- _Exercise material_:
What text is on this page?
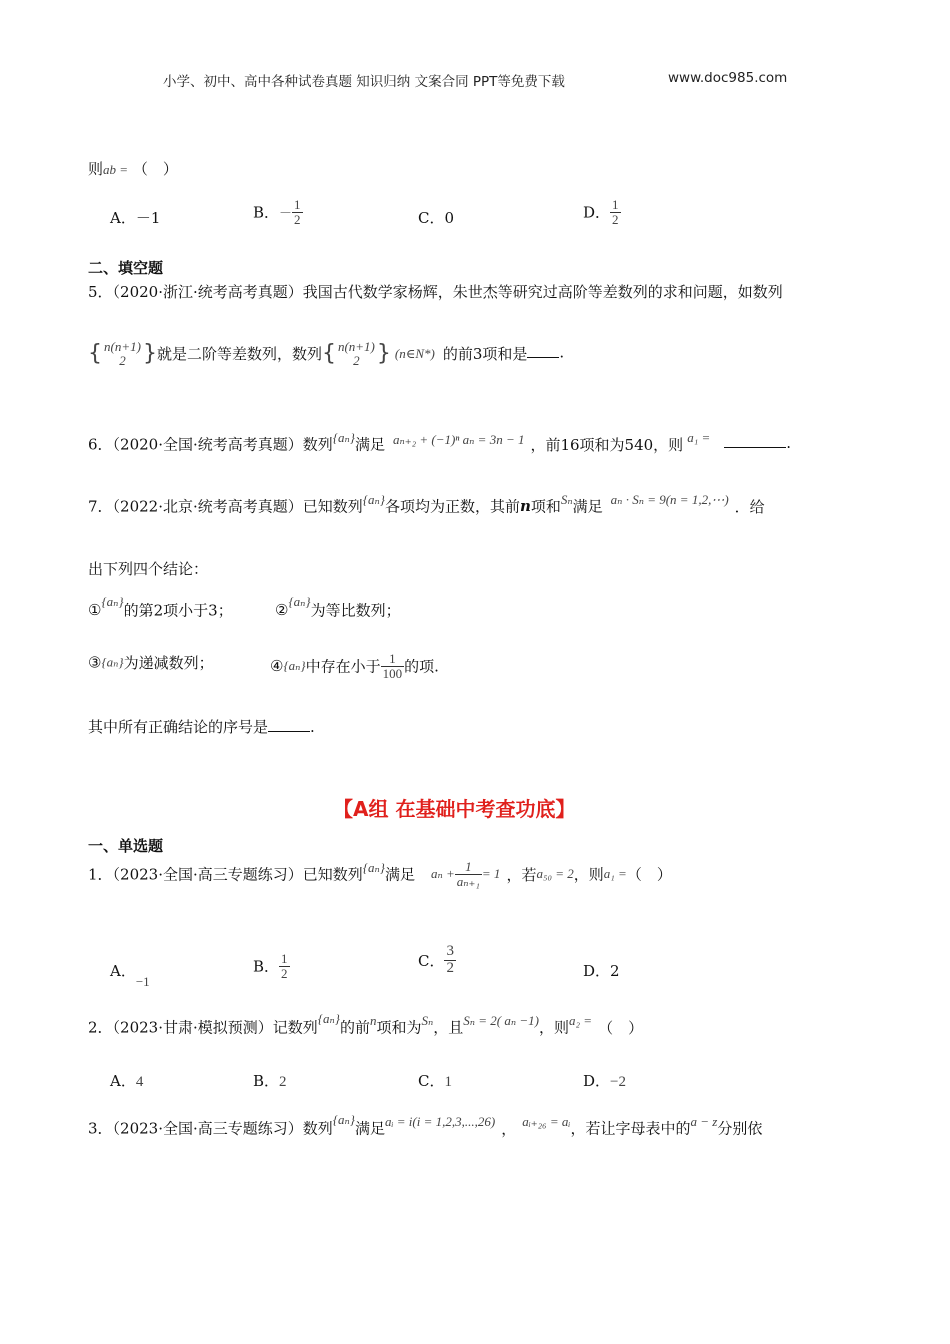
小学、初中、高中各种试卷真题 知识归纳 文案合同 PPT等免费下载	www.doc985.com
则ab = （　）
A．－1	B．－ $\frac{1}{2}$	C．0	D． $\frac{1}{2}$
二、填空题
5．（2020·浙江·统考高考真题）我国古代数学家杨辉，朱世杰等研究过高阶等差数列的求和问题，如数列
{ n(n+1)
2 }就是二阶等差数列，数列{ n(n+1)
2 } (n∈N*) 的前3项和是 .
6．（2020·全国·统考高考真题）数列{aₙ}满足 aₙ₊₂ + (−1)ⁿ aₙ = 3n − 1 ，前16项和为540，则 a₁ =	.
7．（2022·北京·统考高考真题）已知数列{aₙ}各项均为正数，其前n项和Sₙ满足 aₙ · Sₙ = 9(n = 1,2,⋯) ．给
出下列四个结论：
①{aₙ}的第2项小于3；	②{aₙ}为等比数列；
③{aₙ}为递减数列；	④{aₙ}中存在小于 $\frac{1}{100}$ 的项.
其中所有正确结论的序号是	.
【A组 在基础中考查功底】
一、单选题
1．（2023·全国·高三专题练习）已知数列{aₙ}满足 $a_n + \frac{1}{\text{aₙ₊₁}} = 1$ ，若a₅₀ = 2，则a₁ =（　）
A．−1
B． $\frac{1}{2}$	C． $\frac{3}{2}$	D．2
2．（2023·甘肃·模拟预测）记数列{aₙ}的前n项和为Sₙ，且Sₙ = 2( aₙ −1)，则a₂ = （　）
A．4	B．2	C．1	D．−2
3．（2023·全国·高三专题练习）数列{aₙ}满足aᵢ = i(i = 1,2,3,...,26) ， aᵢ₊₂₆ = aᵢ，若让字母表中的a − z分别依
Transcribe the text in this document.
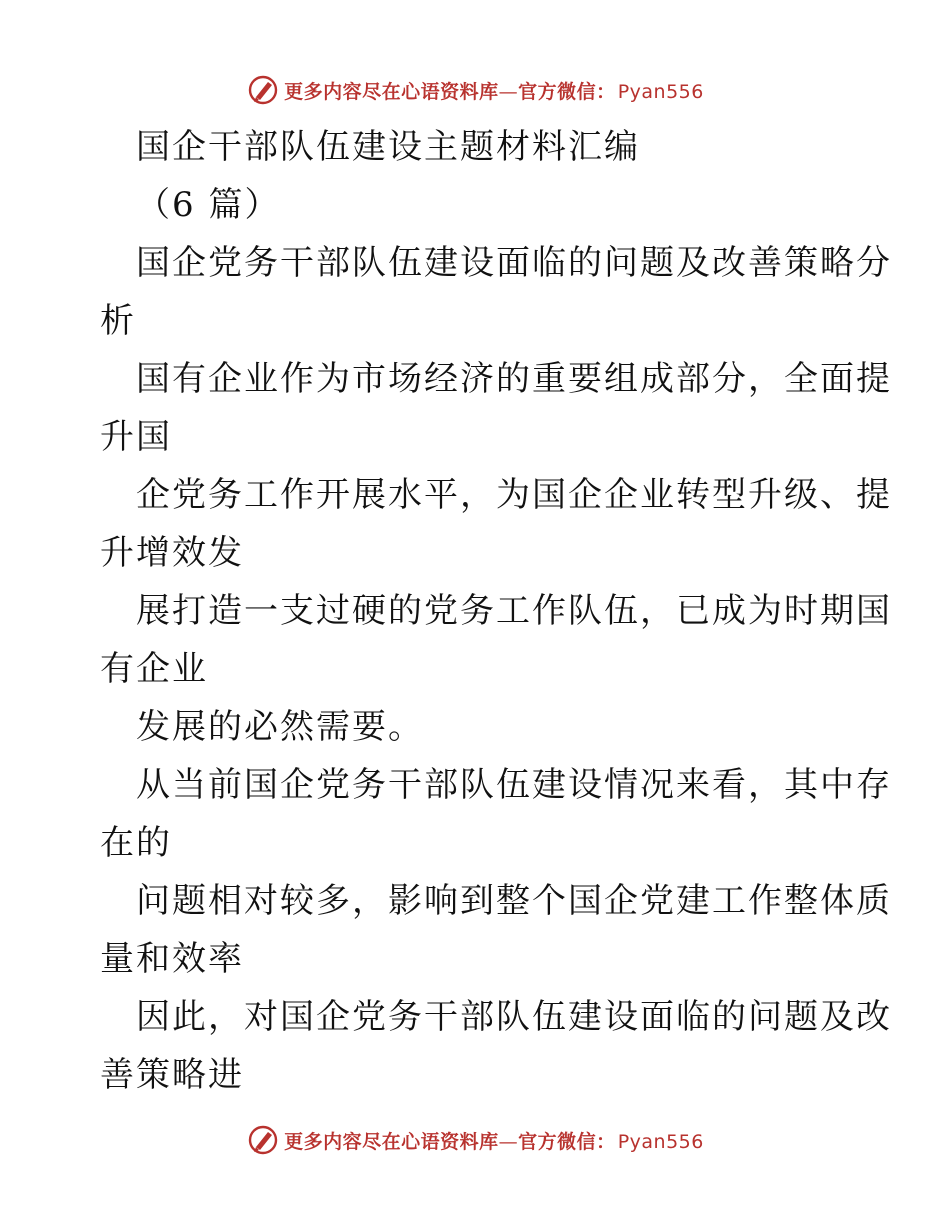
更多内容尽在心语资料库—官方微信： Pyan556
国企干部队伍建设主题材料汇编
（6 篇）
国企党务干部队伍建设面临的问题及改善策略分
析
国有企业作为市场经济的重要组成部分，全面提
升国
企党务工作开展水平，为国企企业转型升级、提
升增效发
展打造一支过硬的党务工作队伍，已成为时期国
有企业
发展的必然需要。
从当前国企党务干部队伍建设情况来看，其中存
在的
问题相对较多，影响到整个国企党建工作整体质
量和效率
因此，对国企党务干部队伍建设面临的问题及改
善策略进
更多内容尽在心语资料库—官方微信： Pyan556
---
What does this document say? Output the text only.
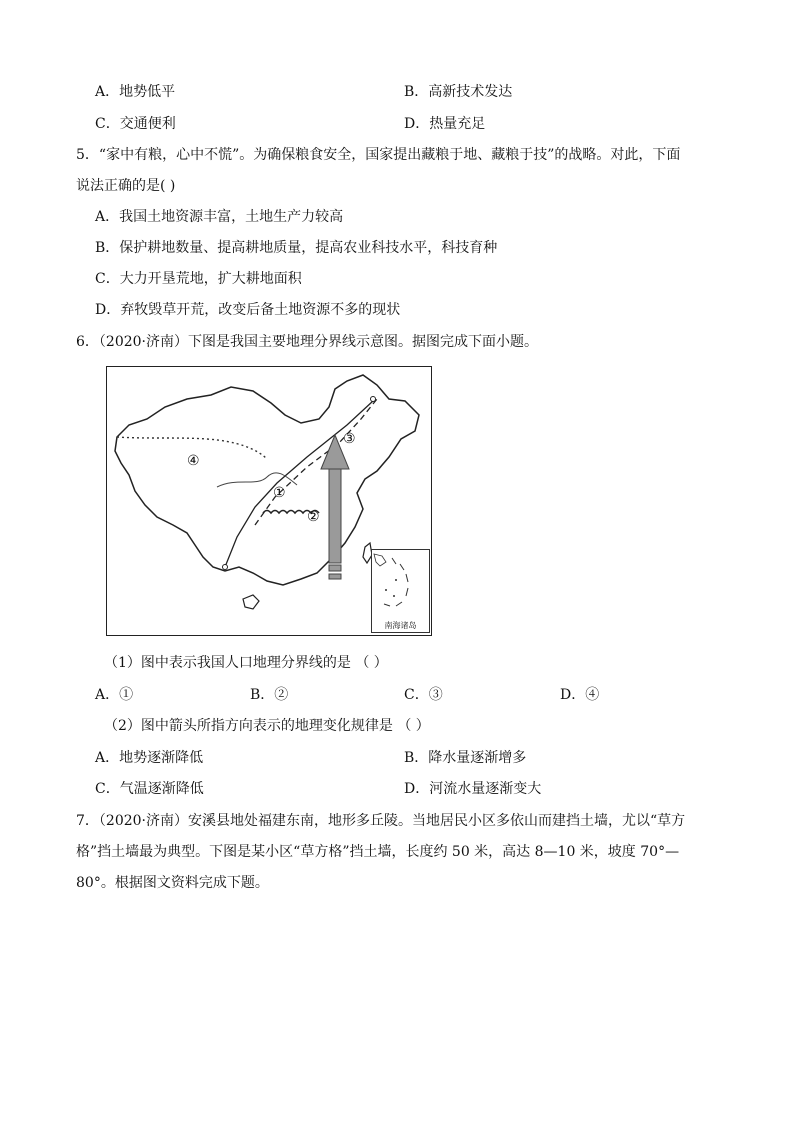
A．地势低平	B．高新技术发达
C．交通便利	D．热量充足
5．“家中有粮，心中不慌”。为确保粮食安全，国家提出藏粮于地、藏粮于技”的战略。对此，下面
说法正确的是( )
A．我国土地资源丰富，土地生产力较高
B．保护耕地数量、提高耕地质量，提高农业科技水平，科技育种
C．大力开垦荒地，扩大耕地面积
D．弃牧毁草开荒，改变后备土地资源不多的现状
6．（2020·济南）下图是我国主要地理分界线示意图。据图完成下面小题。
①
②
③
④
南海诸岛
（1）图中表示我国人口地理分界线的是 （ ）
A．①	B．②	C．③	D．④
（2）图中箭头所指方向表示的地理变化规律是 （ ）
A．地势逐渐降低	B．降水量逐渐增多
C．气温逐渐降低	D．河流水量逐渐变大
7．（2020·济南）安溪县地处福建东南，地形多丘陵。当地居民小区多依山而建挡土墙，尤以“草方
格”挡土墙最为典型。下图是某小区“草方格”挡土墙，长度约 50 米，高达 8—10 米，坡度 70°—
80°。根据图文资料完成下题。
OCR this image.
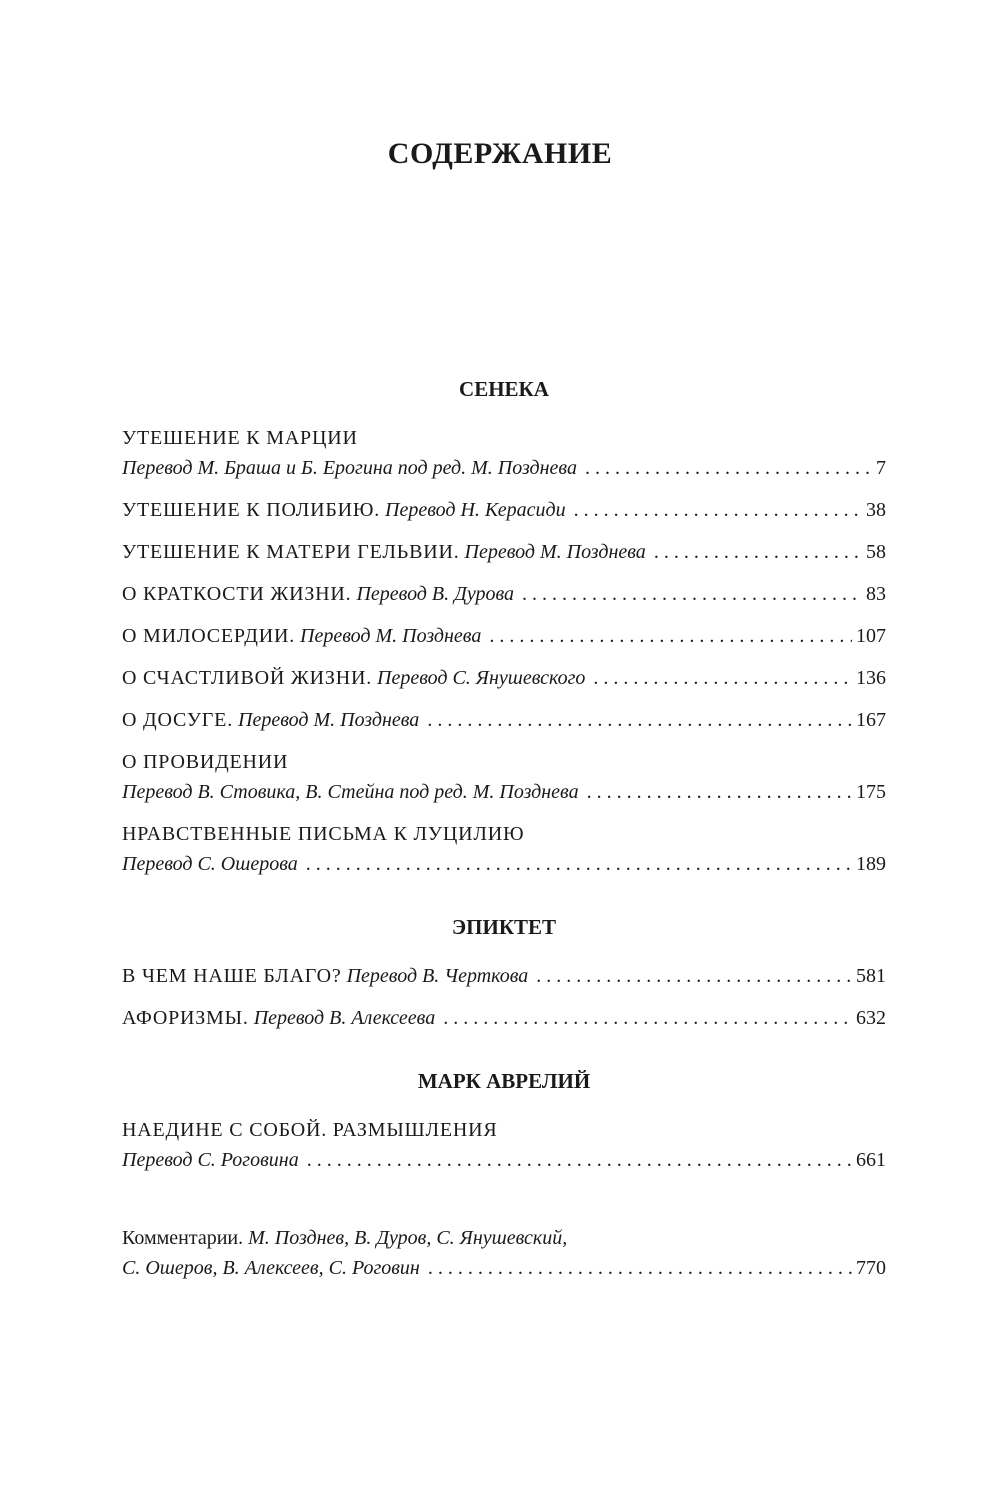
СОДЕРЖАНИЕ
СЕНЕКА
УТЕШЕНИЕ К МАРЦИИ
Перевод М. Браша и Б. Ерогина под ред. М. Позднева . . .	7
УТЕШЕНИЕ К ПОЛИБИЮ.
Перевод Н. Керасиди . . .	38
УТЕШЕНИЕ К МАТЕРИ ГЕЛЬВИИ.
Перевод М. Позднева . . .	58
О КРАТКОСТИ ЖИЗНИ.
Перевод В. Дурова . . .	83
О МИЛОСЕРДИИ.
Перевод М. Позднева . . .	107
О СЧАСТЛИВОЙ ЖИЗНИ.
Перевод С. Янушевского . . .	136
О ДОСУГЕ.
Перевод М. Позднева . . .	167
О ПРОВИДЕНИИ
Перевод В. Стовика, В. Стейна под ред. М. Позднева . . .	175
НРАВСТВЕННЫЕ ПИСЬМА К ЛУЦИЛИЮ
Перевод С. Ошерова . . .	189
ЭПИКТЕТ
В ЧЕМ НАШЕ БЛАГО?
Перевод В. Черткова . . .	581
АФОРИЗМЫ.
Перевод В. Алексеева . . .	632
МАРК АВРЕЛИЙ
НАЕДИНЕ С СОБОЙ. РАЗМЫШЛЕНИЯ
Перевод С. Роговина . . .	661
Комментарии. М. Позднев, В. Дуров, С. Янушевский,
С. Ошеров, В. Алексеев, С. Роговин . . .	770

- _Stated problem_: Where a line in the entries holds "统考高考真题", copy that line.

- _Answer_:
5．（2020·浙江·统考高考真题）我国古代数学家杨辉，朱世杰等研究过高阶等差数列的求和问题，如数列
6．（2020·全国·统考高考真题）数列{aₙ}满足 aₙ₊₂ + (−1)ⁿ aₙ = 3n − 1 ，前16项和为540，则 a₁ =	.
7．（2022·北京·统考高考真题）已知数列{aₙ}各项均为正数，其前n项和Sₙ满足 aₙ · Sₙ = 9(n = 1,2,⋯) ．给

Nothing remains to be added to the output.